Sort through the entries below and pull out lines containing the word "title".

>> Begin DATA IN THIS EXERCISE

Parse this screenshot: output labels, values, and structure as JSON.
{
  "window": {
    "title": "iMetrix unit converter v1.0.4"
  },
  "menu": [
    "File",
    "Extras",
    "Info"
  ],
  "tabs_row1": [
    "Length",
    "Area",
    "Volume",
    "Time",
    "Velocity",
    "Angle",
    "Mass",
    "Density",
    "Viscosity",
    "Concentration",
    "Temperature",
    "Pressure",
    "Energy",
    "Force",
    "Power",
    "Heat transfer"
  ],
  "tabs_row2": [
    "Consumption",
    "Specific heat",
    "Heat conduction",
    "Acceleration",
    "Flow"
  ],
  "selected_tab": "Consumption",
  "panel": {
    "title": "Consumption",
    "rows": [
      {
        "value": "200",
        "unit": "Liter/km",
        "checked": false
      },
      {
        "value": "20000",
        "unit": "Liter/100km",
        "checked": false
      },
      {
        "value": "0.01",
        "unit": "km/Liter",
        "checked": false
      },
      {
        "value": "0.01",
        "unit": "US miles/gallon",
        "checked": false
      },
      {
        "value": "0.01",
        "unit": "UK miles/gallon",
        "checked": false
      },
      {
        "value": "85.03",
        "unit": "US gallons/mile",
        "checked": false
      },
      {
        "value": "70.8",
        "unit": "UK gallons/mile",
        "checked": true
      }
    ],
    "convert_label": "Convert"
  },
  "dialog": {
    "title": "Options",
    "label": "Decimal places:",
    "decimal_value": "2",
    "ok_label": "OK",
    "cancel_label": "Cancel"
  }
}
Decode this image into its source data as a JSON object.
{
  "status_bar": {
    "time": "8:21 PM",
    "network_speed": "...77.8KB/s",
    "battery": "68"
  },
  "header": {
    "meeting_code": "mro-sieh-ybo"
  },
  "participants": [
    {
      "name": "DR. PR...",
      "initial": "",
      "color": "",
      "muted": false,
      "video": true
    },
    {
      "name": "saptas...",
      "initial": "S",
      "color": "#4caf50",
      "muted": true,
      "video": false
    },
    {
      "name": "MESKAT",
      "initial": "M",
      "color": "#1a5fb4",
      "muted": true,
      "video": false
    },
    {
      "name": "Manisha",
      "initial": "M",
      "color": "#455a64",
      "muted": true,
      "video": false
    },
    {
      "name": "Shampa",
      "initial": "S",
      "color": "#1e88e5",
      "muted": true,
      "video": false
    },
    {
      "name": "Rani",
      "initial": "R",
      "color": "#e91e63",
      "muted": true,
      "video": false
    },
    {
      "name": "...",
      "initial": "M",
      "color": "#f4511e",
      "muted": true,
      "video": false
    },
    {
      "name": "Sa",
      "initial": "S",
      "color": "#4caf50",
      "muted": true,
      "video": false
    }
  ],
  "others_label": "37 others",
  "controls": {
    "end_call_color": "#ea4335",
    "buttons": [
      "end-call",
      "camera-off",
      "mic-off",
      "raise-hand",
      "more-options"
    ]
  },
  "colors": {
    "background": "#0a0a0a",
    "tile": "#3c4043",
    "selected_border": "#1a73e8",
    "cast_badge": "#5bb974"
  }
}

>> End DATA IN THIS EXERCISE

• PROBLEM SOLUTION:
    "title": "iMetrix unit converter v1.0.4"
    "title": "Consumption",
    "title": "Options",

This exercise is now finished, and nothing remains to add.